• [Problem requirements] Repeat all entries exactly.

━━━━

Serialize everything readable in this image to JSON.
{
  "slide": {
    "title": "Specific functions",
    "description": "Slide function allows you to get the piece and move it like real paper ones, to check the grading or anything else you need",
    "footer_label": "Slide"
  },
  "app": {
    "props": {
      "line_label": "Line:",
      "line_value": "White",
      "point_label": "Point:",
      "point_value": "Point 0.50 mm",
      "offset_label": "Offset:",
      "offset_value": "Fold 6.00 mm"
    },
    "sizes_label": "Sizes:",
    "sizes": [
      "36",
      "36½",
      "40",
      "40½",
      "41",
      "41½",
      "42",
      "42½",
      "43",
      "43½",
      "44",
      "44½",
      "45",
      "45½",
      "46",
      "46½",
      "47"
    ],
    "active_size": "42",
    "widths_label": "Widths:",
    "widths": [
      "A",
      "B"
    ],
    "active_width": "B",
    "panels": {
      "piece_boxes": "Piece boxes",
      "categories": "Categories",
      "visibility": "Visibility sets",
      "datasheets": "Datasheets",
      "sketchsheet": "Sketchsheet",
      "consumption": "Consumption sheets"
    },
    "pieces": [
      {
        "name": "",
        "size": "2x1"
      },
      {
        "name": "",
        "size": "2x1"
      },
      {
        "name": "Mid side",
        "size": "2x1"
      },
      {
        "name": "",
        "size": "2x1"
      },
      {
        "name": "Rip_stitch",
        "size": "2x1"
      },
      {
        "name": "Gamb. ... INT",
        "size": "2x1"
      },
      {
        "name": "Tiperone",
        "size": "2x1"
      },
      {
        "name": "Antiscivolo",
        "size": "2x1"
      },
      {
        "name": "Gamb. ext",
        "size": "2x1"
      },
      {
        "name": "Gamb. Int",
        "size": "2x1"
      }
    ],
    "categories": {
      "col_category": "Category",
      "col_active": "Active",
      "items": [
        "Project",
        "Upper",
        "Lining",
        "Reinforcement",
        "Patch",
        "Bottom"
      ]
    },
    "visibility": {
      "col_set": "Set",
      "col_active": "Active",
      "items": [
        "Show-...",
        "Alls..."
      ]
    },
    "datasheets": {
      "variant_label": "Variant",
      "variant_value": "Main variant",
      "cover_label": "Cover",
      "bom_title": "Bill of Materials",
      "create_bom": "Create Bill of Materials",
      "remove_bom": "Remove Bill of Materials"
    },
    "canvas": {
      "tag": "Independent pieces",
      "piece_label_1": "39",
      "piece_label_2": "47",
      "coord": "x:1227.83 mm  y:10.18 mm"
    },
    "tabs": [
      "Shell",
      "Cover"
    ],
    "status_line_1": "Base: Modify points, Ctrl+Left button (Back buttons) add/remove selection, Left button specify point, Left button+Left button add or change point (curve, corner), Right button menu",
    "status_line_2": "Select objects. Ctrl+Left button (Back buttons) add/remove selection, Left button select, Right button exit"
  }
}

━━━━

• [Right answer]
Serialize everything readable in this image to JSON.
{
  "slide": {
    "title": "Specific functions",
    "description": "Slide function allows you to get the piece and move it like real paper ones, to check the grading or anything else you need",
    "footer_label": "Slide"
  },
  "app": {
    "props": {
      "line_label": "Line:",
      "line_value": "White",
      "point_label": "Point:",
      "point_value": "Point 0.50 mm",
      "offset_label": "Offset:",
      "offset_value": "Fold 6.00 mm"
    },
    "sizes_label": "Sizes:",
    "sizes": [
      "36",
      "36½",
      "40",
      "40½",
      "41",
      "41½",
      "42",
      "42½",
      "43",
      "43½",
      "44",
      "44½",
      "45",
      "45½",
      "46",
      "46½",
      "47"
    ],
    "active_size": "42",
    "widths_label": "Widths:",
    "widths": [
      "A",
      "B"
    ],
    "active_width": "B",
    "panels": {
      "piece_boxes": "Piece boxes",
      "categories": "Categories",
      "visibility": "Visibility sets",
      "datasheets": "Datasheets",
      "sketchsheet": "Sketchsheet",
      "consumption": "Consumption sheets"
    },
    "pieces": [
      {
        "name": "",
        "size": "2x1"
      },
      {
        "name": "",
        "size": "2x1"
      },
      {
        "name": "Mid side",
        "size": "2x1"
      },
      {
        "name": "",
        "size": "2x1"
      },
      {
        "name": "Rip_stitch",
        "size": "2x1"
      },
      {
        "name": "Gamb. ... INT",
        "size": "2x1"
      },
      {
        "name": "Tiperone",
        "size": "2x1"
      },
      {
        "name": "Antiscivolo",
        "size": "2x1"
      },
      {
        "name": "Gamb. ext",
        "size": "2x1"
      },
      {
        "name": "Gamb. Int",
        "size": "2x1"
      }
    ],
    "categories": {
      "col_category": "Category",
      "col_active": "Active",
      "items": [
        "Project",
        "Upper",
        "Lining",
        "Reinforcement",
        "Patch",
        "Bottom"
      ]
    },
    "visibility": {
      "col_set": "Set",
      "col_active": "Active",
      "items": [
        "Show-...",
        "Alls..."
      ]
    },
    "datasheets": {
      "variant_label": "Variant",
      "variant_value": "Main variant",
      "cover_label": "Cover",
      "bom_title": "Bill of Materials",
      "create_bom": "Create Bill of Materials",
      "remove_bom": "Remove Bill of Materials"
    },
    "canvas": {
      "tag": "Independent pieces",
      "piece_label_1": "39",
      "piece_label_2": "47",
      "coord": "x:1227.83 mm  y:10.18 mm"
    },
    "tabs": [
      "Shell",
      "Cover"
    ],
    "status_line_1": "Base: Modify points, Ctrl+Left button (Back buttons) add/remove selection, Left button specify point, Left button+Left button add or change point (curve, corner), Right button menu",
    "status_line_2": "Select objects. Ctrl+Left button (Back buttons) add/remove selection, Left button select, Right button exit"
  }
}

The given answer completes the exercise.